#### [EXERCISE]
Output each entry verbatim and exclude every picture from it.

#### [THE DATA]
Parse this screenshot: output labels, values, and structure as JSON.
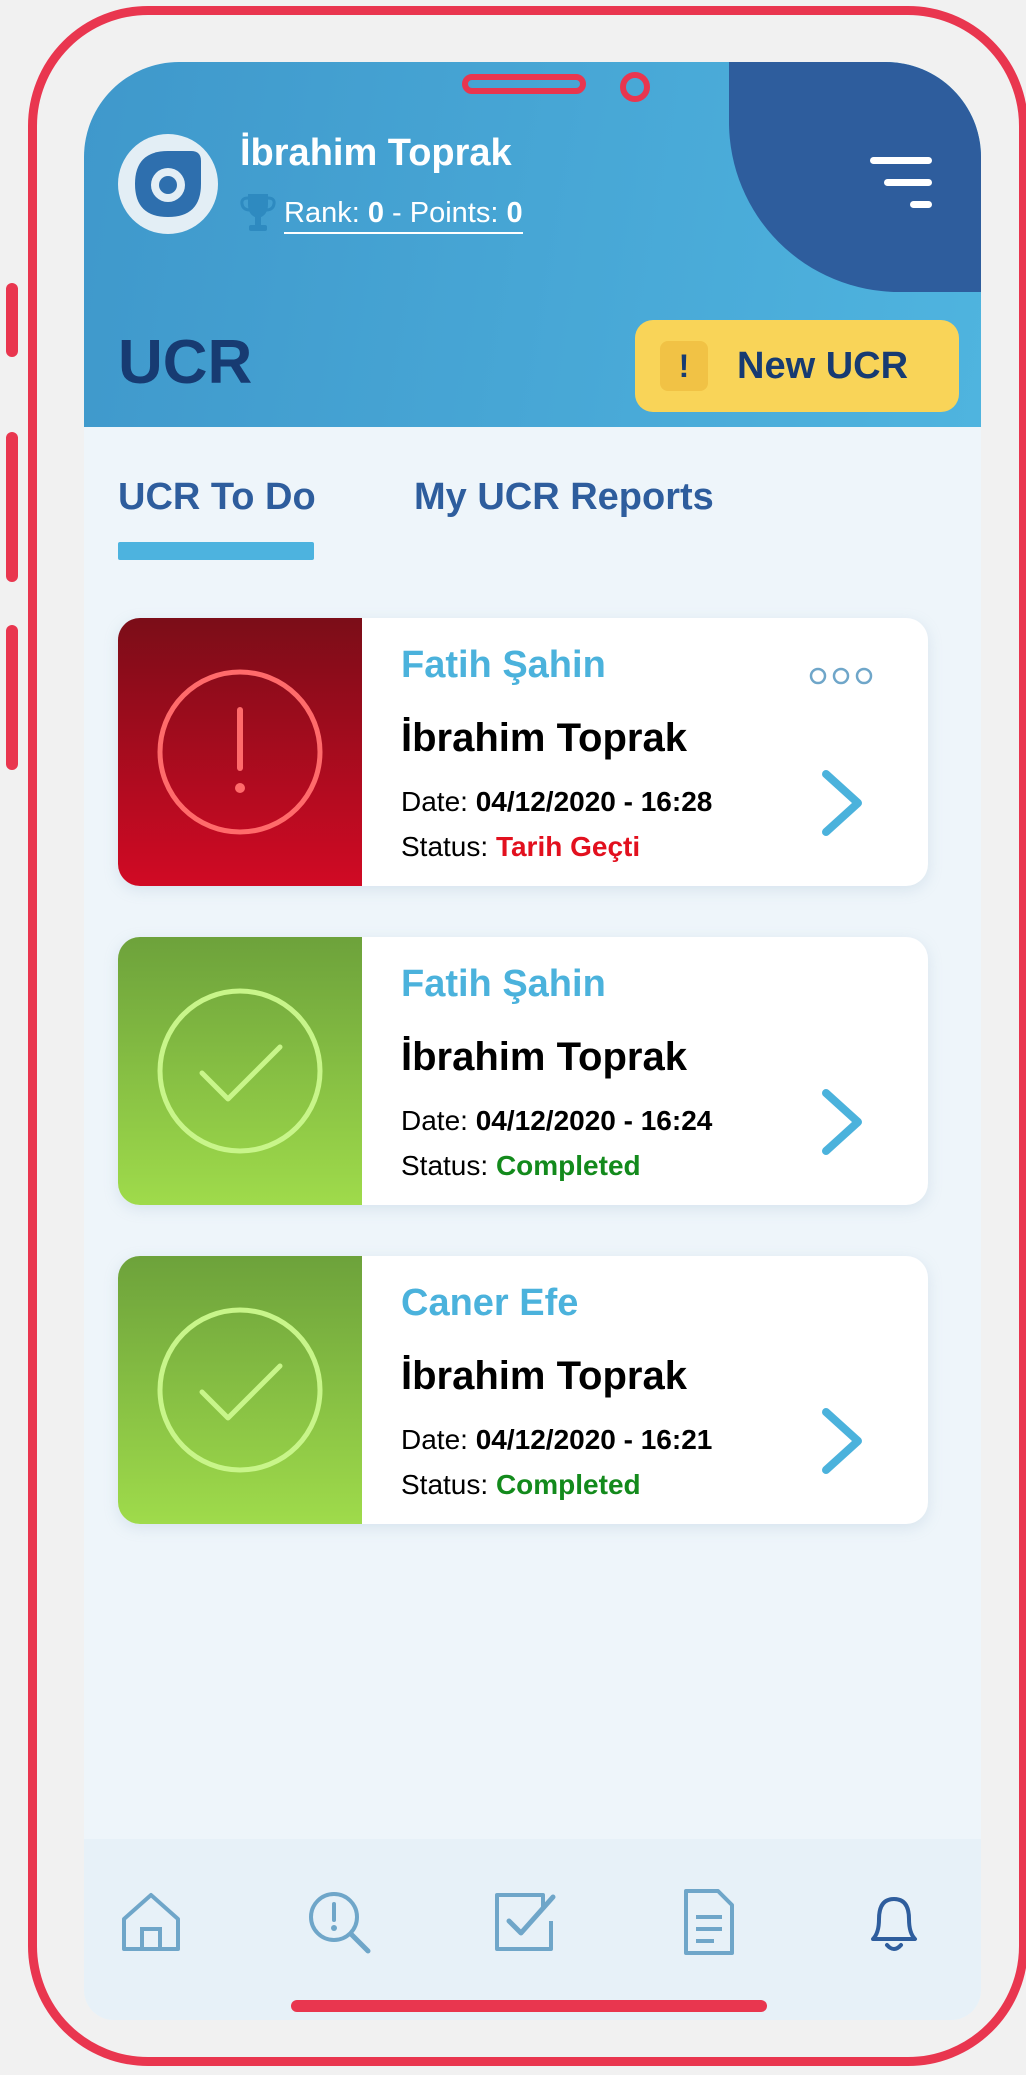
{
  "header": {
    "user_name": "İbrahim Toprak",
    "rank_label": "Rank:",
    "rank_value": "0",
    "points_label": " - Points:",
    "points_value": "0",
    "page_title": "UCR",
    "new_button_icon": "!",
    "new_button_label": "New UCR"
  },
  "tabs": [
    {
      "label": "UCR To Do",
      "active": true
    },
    {
      "label": "My UCR Reports",
      "active": false
    }
  ],
  "cards": [
    {
      "name": "Fatih Şahin",
      "user": "İbrahim Toprak",
      "date_label": "Date:",
      "date_value": "04/12/2020 - 16:28",
      "status_label": "Status:",
      "status_value": "Tarih Geçti",
      "status_color": "#e2101e",
      "icon": "alert-circle-icon",
      "has_more_menu": true
    },
    {
      "name": "Fatih Şahin",
      "user": "İbrahim Toprak",
      "date_label": "Date:",
      "date_value": "04/12/2020 - 16:24",
      "status_label": "Status:",
      "status_value": "Completed",
      "status_color": "#138a1c",
      "icon": "check-circle-icon",
      "has_more_menu": false
    },
    {
      "name": "Caner Efe",
      "user": "İbrahim Toprak",
      "date_label": "Date:",
      "date_value": "04/12/2020 - 16:21",
      "status_label": "Status:",
      "status_value": "Completed",
      "status_color": "#138a1c",
      "icon": "check-circle-icon",
      "has_more_menu": false
    }
  ],
  "bottom_nav": [
    "home-icon",
    "search-alert-icon",
    "checkbox-icon",
    "document-icon",
    "bell-icon"
  ],
  "colors": {
    "accent": "#4bb2dc",
    "brand_dark": "#173b72",
    "highlight": "#f9d458",
    "alert_red": "#d10a24",
    "ok_green": "#9fdb4b",
    "frame": "#e9364f"
  }
}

#### [FINISHED EXERCISE]
Parse this screenshot: output labels, values, and structure as JSON.
{
  "header": {
    "user_name": "İbrahim Toprak",
    "rank_label": "Rank:",
    "rank_value": "0",
    "points_label": " - Points:",
    "points_value": "0",
    "page_title": "UCR",
    "new_button_icon": "!",
    "new_button_label": "New UCR"
  },
  "tabs": [
    {
      "label": "UCR To Do",
      "active": true
    },
    {
      "label": "My UCR Reports",
      "active": false
    }
  ],
  "cards": [
    {
      "name": "Fatih Şahin",
      "user": "İbrahim Toprak",
      "date_label": "Date:",
      "date_value": "04/12/2020 - 16:28",
      "status_label": "Status:",
      "status_value": "Tarih Geçti",
      "status_color": "#e2101e",
      "icon": "alert-circle-icon",
      "has_more_menu": true
    },
    {
      "name": "Fatih Şahin",
      "user": "İbrahim Toprak",
      "date_label": "Date:",
      "date_value": "04/12/2020 - 16:24",
      "status_label": "Status:",
      "status_value": "Completed",
      "status_color": "#138a1c",
      "icon": "check-circle-icon",
      "has_more_menu": false
    },
    {
      "name": "Caner Efe",
      "user": "İbrahim Toprak",
      "date_label": "Date:",
      "date_value": "04/12/2020 - 16:21",
      "status_label": "Status:",
      "status_value": "Completed",
      "status_color": "#138a1c",
      "icon": "check-circle-icon",
      "has_more_menu": false
    }
  ],
  "bottom_nav": [
    "home-icon",
    "search-alert-icon",
    "checkbox-icon",
    "document-icon",
    "bell-icon"
  ],
  "colors": {
    "accent": "#4bb2dc",
    "brand_dark": "#173b72",
    "highlight": "#f9d458",
    "alert_red": "#d10a24",
    "ok_green": "#9fdb4b",
    "frame": "#e9364f"
  }
}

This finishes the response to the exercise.